Data to process:
>>>

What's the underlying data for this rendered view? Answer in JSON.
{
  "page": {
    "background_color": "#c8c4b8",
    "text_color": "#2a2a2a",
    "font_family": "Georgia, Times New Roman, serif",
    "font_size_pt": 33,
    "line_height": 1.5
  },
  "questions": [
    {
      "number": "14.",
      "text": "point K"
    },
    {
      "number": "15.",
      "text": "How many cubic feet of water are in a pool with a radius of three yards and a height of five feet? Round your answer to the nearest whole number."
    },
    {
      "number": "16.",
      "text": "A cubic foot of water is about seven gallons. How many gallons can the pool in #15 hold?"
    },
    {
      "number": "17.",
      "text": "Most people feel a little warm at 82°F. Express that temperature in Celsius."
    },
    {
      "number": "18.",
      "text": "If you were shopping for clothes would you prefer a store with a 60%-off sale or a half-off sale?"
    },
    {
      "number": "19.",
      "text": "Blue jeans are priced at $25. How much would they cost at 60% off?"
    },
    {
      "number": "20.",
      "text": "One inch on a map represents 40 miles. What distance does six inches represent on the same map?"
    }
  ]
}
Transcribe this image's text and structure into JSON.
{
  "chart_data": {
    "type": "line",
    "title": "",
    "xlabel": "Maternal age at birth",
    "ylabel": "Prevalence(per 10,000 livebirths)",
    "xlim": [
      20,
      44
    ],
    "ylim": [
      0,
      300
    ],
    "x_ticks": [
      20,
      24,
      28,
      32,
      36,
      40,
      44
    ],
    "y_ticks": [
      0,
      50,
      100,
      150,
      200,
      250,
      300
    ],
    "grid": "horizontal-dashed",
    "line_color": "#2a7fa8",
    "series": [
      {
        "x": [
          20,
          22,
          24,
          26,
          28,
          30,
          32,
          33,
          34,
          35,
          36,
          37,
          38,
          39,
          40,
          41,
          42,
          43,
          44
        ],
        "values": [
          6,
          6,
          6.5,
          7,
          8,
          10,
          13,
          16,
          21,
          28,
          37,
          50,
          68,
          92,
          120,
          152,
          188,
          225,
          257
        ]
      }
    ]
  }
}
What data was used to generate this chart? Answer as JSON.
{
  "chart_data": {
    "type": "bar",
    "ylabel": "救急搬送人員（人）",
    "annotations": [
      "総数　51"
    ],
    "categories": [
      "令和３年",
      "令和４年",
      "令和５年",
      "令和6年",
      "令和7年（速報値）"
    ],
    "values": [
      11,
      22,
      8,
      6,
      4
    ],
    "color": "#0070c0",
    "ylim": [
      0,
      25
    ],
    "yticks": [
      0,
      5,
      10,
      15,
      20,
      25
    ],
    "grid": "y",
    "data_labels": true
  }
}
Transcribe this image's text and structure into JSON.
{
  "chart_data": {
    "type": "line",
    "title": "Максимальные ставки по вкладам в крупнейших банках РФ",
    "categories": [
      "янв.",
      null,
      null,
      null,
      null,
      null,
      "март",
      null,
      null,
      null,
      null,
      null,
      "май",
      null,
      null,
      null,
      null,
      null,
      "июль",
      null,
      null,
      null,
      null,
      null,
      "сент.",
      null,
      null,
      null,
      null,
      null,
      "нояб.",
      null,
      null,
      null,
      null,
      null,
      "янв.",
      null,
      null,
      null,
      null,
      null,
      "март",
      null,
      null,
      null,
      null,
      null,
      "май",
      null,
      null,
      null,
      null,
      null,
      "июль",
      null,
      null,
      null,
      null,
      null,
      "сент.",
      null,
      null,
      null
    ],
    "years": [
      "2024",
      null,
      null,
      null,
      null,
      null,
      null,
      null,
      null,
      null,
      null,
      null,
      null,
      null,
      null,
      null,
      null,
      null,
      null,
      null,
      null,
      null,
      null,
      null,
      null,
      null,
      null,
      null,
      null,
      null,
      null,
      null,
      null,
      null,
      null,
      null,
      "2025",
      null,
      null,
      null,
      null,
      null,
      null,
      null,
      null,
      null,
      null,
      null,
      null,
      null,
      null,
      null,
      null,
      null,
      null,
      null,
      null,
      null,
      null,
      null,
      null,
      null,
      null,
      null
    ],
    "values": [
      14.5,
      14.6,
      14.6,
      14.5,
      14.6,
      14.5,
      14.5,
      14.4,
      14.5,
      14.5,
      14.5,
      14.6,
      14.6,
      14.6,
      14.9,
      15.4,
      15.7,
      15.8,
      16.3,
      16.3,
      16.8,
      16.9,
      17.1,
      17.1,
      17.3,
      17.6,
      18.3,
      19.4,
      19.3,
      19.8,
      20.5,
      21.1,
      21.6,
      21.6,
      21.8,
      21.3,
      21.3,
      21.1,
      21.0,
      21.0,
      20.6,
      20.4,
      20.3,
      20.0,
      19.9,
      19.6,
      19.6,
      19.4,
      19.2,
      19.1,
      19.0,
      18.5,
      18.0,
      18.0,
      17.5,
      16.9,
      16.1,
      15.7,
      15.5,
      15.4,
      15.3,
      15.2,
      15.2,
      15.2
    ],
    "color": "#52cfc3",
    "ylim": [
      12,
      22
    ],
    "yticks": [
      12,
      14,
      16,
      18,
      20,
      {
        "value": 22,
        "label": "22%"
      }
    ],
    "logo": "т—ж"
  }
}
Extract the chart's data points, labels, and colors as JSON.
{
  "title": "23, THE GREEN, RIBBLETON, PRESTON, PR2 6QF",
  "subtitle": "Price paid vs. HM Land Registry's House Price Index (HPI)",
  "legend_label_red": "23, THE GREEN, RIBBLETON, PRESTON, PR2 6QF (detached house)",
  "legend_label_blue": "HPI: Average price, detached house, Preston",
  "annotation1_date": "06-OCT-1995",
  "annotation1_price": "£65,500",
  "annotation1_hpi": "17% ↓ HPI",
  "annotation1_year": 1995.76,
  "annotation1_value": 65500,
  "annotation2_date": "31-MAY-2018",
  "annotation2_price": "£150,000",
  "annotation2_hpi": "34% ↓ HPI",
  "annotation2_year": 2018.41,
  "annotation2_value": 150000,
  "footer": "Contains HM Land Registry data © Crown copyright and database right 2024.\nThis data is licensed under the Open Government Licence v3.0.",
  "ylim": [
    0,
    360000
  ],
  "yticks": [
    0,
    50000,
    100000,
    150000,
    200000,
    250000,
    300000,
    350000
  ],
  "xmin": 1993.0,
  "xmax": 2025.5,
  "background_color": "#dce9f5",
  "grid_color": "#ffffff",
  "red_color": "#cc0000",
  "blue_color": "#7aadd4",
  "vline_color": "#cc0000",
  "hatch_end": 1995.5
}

<<<

Short task: Go through the listing and copy all of it exactly.

Full response:
What's the underlying data for this rendered view? Answer in JSON.
{
  "page": {
    "background_color": "#c8c4b8",
    "text_color": "#2a2a2a",
    "font_family": "Georgia, Times New Roman, serif",
    "font_size_pt": 33,
    "line_height": 1.5
  },
  "questions": [
    {
      "number": "14.",
      "text": "point K"
    },
    {
      "number": "15.",
      "text": "How many cubic feet of water are in a pool with a radius of three yards and a height of five feet? Round your answer to the nearest whole number."
    },
    {
      "number": "16.",
      "text": "A cubic foot of water is about seven gallons. How many gallons can the pool in #15 hold?"
    },
    {
      "number": "17.",
      "text": "Most people feel a little warm at 82°F. Express that temperature in Celsius."
    },
    {
      "number": "18.",
      "text": "If you were shopping for clothes would you prefer a store with a 60%-off sale or a half-off sale?"
    },
    {
      "number": "19.",
      "text": "Blue jeans are priced at $25. How much would they cost at 60% off?"
    },
    {
      "number": "20.",
      "text": "One inch on a map represents 40 miles. What distance does six inches represent on the same map?"
    }
  ]
}
Transcribe this image's text and structure into JSON.
{
  "chart_data": {
    "type": "line",
    "title": "",
    "xlabel": "Maternal age at birth",
    "ylabel": "Prevalence(per 10,000 livebirths)",
    "xlim": [
      20,
      44
    ],
    "ylim": [
      0,
      300
    ],
    "x_ticks": [
      20,
      24,
      28,
      32,
      36,
      40,
      44
    ],
    "y_ticks": [
      0,
      50,
      100,
      150,
      200,
      250,
      300
    ],
    "grid": "horizontal-dashed",
    "line_color": "#2a7fa8",
    "series": [
      {
        "x": [
          20,
          22,
          24,
          26,
          28,
          30,
          32,
          33,
          34,
          35,
          36,
          37,
          38,
          39,
          40,
          41,
          42,
          43,
          44
        ],
        "values": [
          6,
          6,
          6.5,
          7,
          8,
          10,
          13,
          16,
          21,
          28,
          37,
          50,
          68,
          92,
          120,
          152,
          188,
          225,
          257
        ]
      }
    ]
  }
}
What data was used to generate this chart? Answer as JSON.
{
  "chart_data": {
    "type": "bar",
    "ylabel": "救急搬送人員（人）",
    "annotations": [
      "総数　51"
    ],
    "categories": [
      "令和３年",
      "令和４年",
      "令和５年",
      "令和6年",
      "令和7年（速報値）"
    ],
    "values": [
      11,
      22,
      8,
      6,
      4
    ],
    "color": "#0070c0",
    "ylim": [
      0,
      25
    ],
    "yticks": [
      0,
      5,
      10,
      15,
      20,
      25
    ],
    "grid": "y",
    "data_labels": true
  }
}
Transcribe this image's text and structure into JSON.
{
  "chart_data": {
    "type": "line",
    "title": "Максимальные ставки по вкладам в крупнейших банках РФ",
    "categories": [
      "янв.",
      null,
      null,
      null,
      null,
      null,
      "март",
      null,
      null,
      null,
      null,
      null,
      "май",
      null,
      null,
      null,
      null,
      null,
      "июль",
      null,
      null,
      null,
      null,
      null,
      "сент.",
      null,
      null,
      null,
      null,
      null,
      "нояб.",
      null,
      null,
      null,
      null,
      null,
      "янв.",
      null,
      null,
      null,
      null,
      null,
      "март",
      null,
      null,
      null,
      null,
      null,
      "май",
      null,
      null,
      null,
      null,
      null,
      "июль",
      null,
      null,
      null,
      null,
      null,
      "сент.",
      null,
      null,
      null
    ],
    "years": [
      "2024",
      null,
      null,
      null,
      null,
      null,
      null,
      null,
      null,
      null,
      null,
      null,
      null,
      null,
      null,
      null,
      null,
      null,
      null,
      null,
      null,
      null,
      null,
      null,
      null,
      null,
      null,
      null,
      null,
      null,
      null,
      null,
      null,
      null,
      null,
      null,
      "2025",
      null,
      null,
      null,
      null,
      null,
      null,
      null,
      null,
      null,
      null,
      null,
      null,
      null,
      null,
      null,
      null,
      null,
      null,
      null,
      null,
      null,
      null,
      null,
      null,
      null,
      null,
      null
    ],
    "values": [
      14.5,
      14.6,
      14.6,
      14.5,
      14.6,
      14.5,
      14.5,
      14.4,
      14.5,
      14.5,
      14.5,
      14.6,
      14.6,
      14.6,
      14.9,
      15.4,
      15.7,
      15.8,
      16.3,
      16.3,
      16.8,
      16.9,
      17.1,
      17.1,
      17.3,
      17.6,
      18.3,
      19.4,
      19.3,
      19.8,
      20.5,
      21.1,
      21.6,
      21.6,
      21.8,
      21.3,
      21.3,
      21.1,
      21.0,
      21.0,
      20.6,
      20.4,
      20.3,
      20.0,
      19.9,
      19.6,
      19.6,
      19.4,
      19.2,
      19.1,
      19.0,
      18.5,
      18.0,
      18.0,
      17.5,
      16.9,
      16.1,
      15.7,
      15.5,
      15.4,
      15.3,
      15.2,
      15.2,
      15.2
    ],
    "color": "#52cfc3",
    "ylim": [
      12,
      22
    ],
    "yticks": [
      12,
      14,
      16,
      18,
      20,
      {
        "value": 22,
        "label": "22%"
      }
    ],
    "logo": "т—ж"
  }
}
Extract the chart's data points, labels, and colors as JSON.
{
  "title": "23, THE GREEN, RIBBLETON, PRESTON, PR2 6QF",
  "subtitle": "Price paid vs. HM Land Registry's House Price Index (HPI)",
  "legend_label_red": "23, THE GREEN, RIBBLETON, PRESTON, PR2 6QF (detached house)",
  "legend_label_blue": "HPI: Average price, detached house, Preston",
  "annotation1_date": "06-OCT-1995",
  "annotation1_price": "£65,500",
  "annotation1_hpi": "17% ↓ HPI",
  "annotation1_year": 1995.76,
  "annotation1_value": 65500,
  "annotation2_date": "31-MAY-2018",
  "annotation2_price": "£150,000",
  "annotation2_hpi": "34% ↓ HPI",
  "annotation2_year": 2018.41,
  "annotation2_value": 150000,
  "footer": "Contains HM Land Registry data © Crown copyright and database right 2024.\nThis data is licensed under the Open Government Licence v3.0.",
  "ylim": [
    0,
    360000
  ],
  "yticks": [
    0,
    50000,
    100000,
    150000,
    200000,
    250000,
    300000,
    350000
  ],
  "xmin": 1993.0,
  "xmax": 2025.5,
  "background_color": "#dce9f5",
  "grid_color": "#ffffff",
  "red_color": "#cc0000",
  "blue_color": "#7aadd4",
  "vline_color": "#cc0000",
  "hatch_end": 1995.5
}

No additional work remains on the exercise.